### INSTRUCTIONS FOR THE TASK
Copy every line of the data that includes the string "liáo".

● ● ●

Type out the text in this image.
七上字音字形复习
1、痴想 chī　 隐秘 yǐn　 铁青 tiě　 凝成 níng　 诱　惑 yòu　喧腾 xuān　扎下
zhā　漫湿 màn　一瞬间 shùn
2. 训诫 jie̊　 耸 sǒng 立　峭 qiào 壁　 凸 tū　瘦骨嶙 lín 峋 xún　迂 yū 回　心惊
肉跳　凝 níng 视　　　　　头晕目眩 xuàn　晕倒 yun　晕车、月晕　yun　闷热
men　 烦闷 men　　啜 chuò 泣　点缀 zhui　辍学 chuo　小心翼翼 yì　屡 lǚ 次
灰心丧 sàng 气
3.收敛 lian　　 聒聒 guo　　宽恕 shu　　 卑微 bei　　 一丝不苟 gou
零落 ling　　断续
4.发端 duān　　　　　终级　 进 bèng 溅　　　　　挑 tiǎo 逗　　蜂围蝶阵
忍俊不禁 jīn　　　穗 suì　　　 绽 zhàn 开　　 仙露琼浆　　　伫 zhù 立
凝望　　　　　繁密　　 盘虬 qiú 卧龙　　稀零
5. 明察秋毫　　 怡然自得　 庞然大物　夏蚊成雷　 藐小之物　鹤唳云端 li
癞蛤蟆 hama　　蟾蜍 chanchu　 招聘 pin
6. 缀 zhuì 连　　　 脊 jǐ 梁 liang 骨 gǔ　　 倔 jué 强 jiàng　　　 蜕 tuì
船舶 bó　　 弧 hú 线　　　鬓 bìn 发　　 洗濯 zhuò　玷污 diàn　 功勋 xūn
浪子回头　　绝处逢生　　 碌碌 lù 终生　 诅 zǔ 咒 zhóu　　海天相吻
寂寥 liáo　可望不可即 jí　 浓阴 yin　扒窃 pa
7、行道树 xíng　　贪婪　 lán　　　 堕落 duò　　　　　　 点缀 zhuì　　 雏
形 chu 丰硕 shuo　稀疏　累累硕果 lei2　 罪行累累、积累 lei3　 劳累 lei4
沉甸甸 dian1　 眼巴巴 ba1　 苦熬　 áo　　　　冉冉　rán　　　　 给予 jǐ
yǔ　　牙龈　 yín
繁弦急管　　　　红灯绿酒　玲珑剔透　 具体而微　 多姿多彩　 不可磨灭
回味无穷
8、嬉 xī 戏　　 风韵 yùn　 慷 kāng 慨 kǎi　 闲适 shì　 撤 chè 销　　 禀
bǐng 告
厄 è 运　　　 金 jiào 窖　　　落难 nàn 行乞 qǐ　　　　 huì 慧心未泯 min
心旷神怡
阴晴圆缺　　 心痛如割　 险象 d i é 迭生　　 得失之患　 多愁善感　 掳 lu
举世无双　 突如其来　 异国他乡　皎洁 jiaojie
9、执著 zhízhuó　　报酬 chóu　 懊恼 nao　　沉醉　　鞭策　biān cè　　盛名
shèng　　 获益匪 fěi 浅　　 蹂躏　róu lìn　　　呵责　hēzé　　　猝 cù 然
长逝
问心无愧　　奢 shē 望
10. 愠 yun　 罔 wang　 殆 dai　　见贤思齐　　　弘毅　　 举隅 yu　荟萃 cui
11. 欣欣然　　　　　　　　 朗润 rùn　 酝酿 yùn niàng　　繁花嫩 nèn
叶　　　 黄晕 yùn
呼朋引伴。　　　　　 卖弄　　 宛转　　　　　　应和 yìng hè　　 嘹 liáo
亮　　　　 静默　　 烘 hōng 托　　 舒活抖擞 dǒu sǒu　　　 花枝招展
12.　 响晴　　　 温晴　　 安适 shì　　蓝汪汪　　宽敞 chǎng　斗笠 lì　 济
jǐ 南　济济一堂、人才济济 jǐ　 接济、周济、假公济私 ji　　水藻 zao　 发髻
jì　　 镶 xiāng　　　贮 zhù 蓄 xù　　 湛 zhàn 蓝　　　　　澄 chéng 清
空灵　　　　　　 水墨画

● ● ●

### IN RESPONSE
寂寥 liáo　可望不可即 jí　 浓阴 yin　扒窃 pa
呼朋引伴。　　　　　 卖弄　　 宛转　　　　　　应和 yìng hè　　 嘹 liáo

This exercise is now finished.